[begin INPUT]

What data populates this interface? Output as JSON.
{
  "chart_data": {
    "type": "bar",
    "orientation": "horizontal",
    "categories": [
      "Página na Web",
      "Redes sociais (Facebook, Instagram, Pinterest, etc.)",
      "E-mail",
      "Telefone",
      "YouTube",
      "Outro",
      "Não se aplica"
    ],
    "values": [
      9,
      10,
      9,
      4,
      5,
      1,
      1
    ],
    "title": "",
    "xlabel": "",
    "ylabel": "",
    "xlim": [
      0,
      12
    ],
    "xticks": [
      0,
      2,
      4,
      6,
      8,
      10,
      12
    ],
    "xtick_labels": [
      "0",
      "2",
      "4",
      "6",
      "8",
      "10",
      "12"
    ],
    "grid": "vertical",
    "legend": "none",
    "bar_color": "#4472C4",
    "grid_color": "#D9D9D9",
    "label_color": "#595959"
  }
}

[end INPUT]

§ **EXERCISE GOAL**
Could you transcribe the records in full, exactly?

§ **CORRECT OUTPUT**
What data populates this interface? Output as JSON.
{
  "chart_data": {
    "type": "bar",
    "orientation": "horizontal",
    "categories": [
      "Página na Web",
      "Redes sociais (Facebook, Instagram, Pinterest, etc.)",
      "E-mail",
      "Telefone",
      "YouTube",
      "Outro",
      "Não se aplica"
    ],
    "values": [
      9,
      10,
      9,
      4,
      5,
      1,
      1
    ],
    "title": "",
    "xlabel": "",
    "ylabel": "",
    "xlim": [
      0,
      12
    ],
    "xticks": [
      0,
      2,
      4,
      6,
      8,
      10,
      12
    ],
    "xtick_labels": [
      "0",
      "2",
      "4",
      "6",
      "8",
      "10",
      "12"
    ],
    "grid": "vertical",
    "legend": "none",
    "bar_color": "#4472C4",
    "grid_color": "#D9D9D9",
    "label_color": "#595959"
  }
}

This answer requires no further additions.